### [Data provided]
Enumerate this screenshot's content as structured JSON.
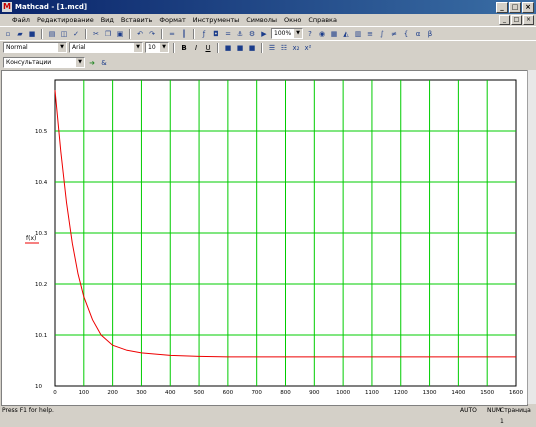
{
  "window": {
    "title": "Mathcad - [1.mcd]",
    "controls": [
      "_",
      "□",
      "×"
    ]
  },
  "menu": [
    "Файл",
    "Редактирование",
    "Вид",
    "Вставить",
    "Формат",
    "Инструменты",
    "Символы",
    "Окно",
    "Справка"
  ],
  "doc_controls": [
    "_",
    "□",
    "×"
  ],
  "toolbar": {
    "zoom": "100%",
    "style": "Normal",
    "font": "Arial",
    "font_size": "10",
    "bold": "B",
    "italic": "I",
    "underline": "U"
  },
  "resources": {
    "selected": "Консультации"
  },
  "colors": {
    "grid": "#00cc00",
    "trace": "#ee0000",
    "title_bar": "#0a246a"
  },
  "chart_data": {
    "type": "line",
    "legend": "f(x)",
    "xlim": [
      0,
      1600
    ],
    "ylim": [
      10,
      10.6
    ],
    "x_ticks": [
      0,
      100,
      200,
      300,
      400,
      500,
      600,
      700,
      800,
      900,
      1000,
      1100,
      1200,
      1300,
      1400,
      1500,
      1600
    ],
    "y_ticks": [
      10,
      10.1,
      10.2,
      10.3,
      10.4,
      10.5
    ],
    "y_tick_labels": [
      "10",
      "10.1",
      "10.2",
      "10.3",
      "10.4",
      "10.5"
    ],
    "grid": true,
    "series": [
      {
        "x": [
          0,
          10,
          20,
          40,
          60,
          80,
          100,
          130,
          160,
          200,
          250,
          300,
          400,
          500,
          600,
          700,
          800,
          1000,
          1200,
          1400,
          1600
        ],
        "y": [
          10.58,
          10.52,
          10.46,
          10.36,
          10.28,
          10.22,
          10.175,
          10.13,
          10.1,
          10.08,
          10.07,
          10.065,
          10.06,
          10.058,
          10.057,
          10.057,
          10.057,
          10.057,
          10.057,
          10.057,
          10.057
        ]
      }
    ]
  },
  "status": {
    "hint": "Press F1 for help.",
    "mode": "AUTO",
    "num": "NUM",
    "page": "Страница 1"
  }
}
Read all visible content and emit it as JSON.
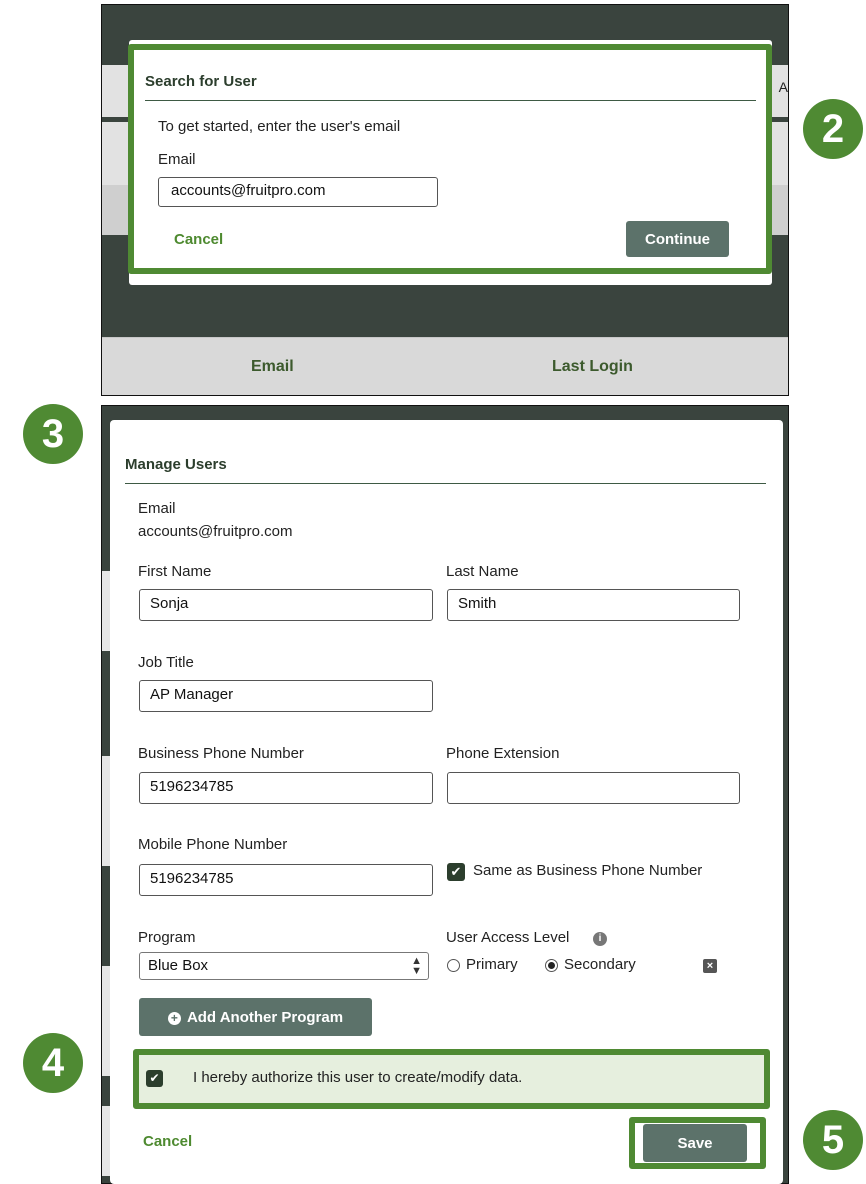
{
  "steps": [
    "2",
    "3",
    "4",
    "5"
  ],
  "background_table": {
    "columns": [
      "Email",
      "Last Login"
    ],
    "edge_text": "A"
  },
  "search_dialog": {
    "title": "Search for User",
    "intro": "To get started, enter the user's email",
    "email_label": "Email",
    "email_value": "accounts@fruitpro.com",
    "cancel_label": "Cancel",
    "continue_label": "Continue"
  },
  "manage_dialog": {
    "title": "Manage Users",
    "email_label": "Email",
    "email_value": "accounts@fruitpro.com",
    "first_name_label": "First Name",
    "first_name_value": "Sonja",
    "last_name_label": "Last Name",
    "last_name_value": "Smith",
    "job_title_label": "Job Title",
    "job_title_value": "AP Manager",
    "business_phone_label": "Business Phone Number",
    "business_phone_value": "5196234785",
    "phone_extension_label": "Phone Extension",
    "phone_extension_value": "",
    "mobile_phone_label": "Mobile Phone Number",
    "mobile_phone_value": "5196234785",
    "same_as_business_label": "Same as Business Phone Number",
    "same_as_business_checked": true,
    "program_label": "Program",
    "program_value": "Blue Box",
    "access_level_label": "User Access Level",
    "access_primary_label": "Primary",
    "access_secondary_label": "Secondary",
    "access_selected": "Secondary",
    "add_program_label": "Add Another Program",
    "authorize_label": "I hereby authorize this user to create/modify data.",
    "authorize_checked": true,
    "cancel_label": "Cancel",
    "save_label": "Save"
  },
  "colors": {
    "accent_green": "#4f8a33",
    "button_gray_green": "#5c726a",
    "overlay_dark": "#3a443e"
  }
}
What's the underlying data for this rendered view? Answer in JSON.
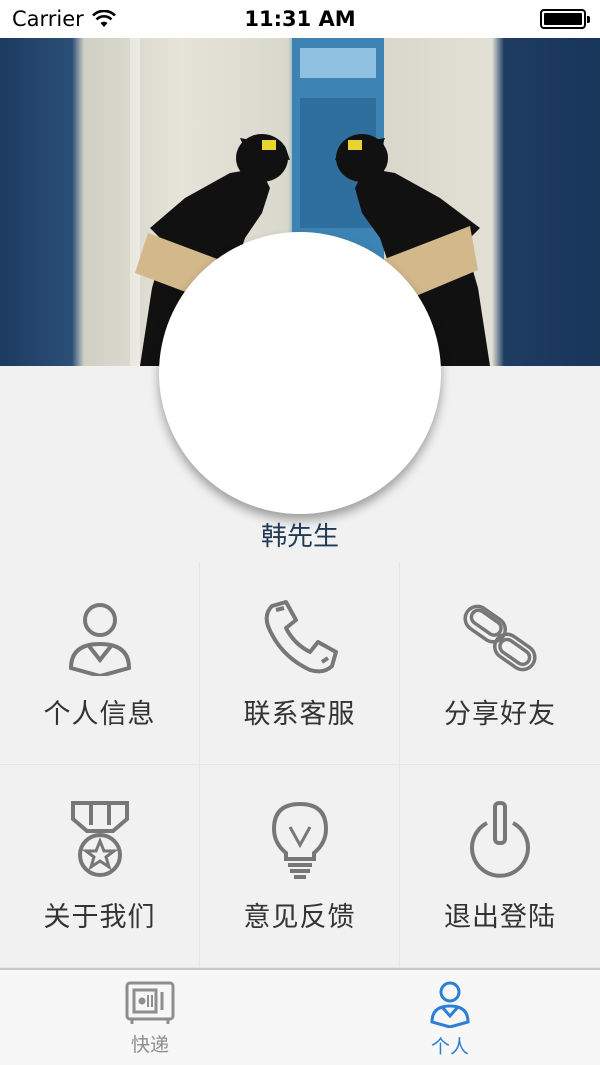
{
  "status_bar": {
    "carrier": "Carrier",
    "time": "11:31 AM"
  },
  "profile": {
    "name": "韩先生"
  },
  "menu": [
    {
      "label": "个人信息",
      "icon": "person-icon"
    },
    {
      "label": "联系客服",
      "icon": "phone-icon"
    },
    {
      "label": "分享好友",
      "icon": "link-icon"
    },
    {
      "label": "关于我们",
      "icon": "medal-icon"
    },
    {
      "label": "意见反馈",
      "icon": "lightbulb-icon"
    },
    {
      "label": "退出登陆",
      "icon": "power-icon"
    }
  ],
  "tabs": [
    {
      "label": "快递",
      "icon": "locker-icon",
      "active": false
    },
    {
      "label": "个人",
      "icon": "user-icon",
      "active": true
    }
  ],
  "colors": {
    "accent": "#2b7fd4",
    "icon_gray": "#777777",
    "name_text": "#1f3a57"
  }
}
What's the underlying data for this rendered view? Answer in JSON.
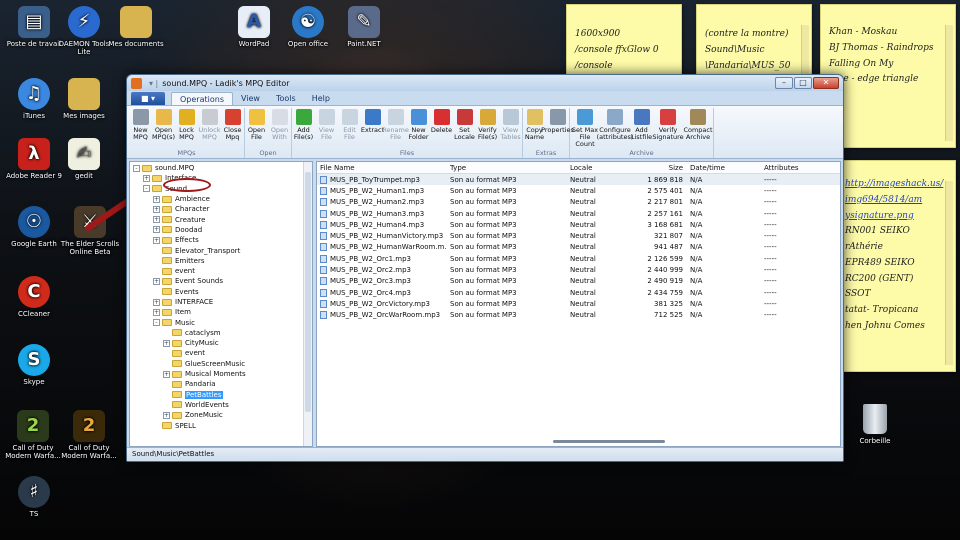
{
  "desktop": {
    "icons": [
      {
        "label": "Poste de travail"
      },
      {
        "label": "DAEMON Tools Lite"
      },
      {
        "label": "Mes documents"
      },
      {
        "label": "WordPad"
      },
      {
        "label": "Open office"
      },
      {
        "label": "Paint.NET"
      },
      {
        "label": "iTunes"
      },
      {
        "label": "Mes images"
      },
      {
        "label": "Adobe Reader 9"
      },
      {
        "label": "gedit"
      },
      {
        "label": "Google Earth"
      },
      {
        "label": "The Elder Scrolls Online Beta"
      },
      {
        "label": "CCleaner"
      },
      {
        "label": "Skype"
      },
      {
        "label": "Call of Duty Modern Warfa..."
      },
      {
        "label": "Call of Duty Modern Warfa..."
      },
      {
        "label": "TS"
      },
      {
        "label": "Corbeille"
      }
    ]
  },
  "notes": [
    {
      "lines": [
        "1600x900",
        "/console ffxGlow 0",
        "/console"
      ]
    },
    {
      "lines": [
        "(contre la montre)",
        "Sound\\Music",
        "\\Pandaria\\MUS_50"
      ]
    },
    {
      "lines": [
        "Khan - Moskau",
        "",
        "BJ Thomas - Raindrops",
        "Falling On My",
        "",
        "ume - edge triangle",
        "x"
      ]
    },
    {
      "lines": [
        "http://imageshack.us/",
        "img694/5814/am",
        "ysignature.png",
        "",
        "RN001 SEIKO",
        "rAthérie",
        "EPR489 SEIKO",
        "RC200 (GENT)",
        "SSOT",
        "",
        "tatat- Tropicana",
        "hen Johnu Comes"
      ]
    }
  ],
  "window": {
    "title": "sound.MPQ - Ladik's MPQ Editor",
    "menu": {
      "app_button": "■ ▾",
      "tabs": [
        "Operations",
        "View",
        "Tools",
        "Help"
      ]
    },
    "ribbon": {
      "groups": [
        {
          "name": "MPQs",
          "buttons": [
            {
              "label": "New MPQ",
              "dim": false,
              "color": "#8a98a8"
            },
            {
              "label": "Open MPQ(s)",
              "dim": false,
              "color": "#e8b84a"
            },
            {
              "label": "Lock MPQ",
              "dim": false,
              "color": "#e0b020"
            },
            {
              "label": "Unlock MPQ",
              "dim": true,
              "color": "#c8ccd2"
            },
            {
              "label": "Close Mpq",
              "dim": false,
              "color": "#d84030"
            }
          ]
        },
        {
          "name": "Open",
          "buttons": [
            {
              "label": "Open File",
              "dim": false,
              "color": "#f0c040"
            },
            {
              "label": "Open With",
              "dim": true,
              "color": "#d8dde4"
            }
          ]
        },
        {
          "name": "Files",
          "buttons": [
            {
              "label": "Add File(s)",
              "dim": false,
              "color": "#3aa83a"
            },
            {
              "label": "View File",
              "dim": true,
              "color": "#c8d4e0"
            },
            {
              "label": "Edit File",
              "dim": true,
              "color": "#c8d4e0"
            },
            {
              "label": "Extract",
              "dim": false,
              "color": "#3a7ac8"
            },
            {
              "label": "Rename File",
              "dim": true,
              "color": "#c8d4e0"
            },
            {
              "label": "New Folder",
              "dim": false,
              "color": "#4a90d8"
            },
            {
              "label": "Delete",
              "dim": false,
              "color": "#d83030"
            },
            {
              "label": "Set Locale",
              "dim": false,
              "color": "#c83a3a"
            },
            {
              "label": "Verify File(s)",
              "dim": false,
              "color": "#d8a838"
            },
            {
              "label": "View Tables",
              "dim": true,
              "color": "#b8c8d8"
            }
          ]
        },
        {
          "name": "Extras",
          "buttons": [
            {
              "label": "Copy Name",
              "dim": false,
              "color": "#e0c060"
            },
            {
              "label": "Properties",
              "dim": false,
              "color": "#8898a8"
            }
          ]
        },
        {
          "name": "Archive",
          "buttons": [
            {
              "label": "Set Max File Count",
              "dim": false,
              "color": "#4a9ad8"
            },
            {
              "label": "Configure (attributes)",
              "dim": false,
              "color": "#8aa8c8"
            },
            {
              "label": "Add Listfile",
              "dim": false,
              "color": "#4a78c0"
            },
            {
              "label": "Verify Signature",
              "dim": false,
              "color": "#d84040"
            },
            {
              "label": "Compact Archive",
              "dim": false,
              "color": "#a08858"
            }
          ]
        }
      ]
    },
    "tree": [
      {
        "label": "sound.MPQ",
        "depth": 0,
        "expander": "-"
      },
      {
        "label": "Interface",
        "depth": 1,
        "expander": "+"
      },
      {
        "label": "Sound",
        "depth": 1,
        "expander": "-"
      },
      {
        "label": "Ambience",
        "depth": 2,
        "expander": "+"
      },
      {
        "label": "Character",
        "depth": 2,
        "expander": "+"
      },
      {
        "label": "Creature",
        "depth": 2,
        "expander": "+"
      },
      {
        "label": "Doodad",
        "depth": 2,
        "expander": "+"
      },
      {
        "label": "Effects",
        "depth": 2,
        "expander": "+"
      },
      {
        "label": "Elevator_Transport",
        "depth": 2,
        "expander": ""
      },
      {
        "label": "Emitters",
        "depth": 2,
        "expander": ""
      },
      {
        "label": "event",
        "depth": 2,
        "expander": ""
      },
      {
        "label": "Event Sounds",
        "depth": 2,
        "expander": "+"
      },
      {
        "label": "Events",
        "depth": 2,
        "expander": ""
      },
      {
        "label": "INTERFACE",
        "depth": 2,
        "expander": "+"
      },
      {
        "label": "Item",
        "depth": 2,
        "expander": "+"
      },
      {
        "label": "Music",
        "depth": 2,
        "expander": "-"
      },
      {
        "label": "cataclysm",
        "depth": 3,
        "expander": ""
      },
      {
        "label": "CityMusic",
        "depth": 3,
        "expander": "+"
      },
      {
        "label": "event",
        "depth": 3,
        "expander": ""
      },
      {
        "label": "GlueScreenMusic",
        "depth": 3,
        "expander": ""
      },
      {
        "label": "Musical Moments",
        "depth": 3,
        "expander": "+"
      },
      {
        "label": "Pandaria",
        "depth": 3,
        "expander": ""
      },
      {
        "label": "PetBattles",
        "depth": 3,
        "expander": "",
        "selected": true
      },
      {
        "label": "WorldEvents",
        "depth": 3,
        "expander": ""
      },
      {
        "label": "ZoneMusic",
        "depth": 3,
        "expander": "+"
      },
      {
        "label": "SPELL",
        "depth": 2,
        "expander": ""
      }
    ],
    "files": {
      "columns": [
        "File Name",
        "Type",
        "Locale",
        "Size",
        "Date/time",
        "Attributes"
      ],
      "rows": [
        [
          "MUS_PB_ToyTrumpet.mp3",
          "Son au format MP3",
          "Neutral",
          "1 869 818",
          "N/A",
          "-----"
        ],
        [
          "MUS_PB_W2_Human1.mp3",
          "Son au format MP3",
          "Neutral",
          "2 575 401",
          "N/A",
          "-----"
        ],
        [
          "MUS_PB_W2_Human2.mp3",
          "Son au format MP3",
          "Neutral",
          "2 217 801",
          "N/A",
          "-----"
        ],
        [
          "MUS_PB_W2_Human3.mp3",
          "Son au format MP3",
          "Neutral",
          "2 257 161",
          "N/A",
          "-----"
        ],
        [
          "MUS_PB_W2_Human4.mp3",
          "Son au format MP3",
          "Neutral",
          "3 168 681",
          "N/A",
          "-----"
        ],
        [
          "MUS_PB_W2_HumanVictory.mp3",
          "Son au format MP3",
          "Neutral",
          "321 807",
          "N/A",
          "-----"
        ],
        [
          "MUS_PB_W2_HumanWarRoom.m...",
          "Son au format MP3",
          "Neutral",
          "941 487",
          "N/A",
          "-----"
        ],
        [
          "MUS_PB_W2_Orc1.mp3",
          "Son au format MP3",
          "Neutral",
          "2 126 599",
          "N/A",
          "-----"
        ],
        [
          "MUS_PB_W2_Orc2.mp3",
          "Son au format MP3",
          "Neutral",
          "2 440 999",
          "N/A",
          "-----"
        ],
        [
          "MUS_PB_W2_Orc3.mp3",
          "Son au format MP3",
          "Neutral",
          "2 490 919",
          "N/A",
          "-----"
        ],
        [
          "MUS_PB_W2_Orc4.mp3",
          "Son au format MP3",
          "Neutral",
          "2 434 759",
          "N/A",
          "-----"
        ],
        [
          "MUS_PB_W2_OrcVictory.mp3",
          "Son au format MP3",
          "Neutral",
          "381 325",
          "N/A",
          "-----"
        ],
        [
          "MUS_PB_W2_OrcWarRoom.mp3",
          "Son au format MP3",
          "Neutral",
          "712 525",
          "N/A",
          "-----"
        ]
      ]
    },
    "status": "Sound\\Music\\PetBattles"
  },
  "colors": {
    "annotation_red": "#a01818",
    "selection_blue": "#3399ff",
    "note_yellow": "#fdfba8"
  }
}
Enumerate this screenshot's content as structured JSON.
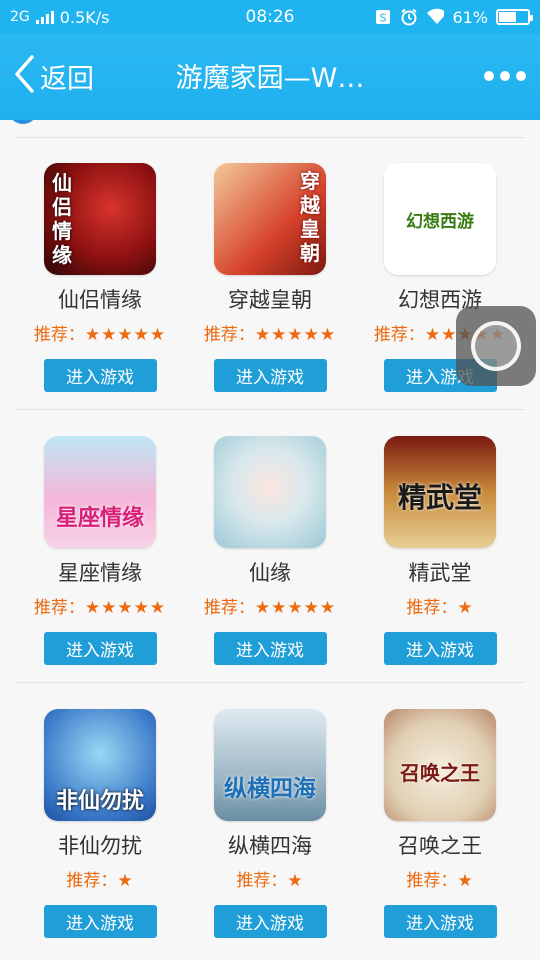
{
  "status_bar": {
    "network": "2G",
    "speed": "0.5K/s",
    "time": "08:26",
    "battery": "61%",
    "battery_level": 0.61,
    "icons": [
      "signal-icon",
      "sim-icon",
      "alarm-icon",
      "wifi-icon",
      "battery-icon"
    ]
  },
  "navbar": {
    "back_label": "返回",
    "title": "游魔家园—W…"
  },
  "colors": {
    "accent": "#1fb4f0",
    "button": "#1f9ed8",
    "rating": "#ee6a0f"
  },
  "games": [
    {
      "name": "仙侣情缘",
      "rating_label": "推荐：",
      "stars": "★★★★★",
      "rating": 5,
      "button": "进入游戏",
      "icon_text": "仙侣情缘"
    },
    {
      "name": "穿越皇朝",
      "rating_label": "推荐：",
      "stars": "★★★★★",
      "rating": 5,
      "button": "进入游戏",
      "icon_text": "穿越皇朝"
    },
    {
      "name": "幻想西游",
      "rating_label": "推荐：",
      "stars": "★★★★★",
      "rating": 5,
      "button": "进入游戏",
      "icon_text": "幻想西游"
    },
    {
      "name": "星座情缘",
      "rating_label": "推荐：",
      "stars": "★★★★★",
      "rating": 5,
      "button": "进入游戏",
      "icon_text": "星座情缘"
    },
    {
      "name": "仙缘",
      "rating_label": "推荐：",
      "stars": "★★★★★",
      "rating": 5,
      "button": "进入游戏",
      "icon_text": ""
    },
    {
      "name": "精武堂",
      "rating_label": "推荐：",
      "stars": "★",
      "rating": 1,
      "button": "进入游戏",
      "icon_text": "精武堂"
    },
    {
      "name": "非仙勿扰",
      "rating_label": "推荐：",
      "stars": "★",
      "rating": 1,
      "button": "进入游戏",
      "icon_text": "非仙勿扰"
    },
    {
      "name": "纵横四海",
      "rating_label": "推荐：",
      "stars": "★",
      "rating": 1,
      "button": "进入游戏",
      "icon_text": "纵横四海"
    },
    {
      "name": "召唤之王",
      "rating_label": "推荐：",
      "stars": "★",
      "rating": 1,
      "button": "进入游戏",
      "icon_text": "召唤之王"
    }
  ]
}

### [Exercise directions]
Copy out each line of the entries that holds "Number".

### [The reply]
    "business_phone_label": "Business Phone Number",
    "mobile_phone_label": "Mobile Phone Number",
    "same_as_business_label": "Same as Business Phone Number",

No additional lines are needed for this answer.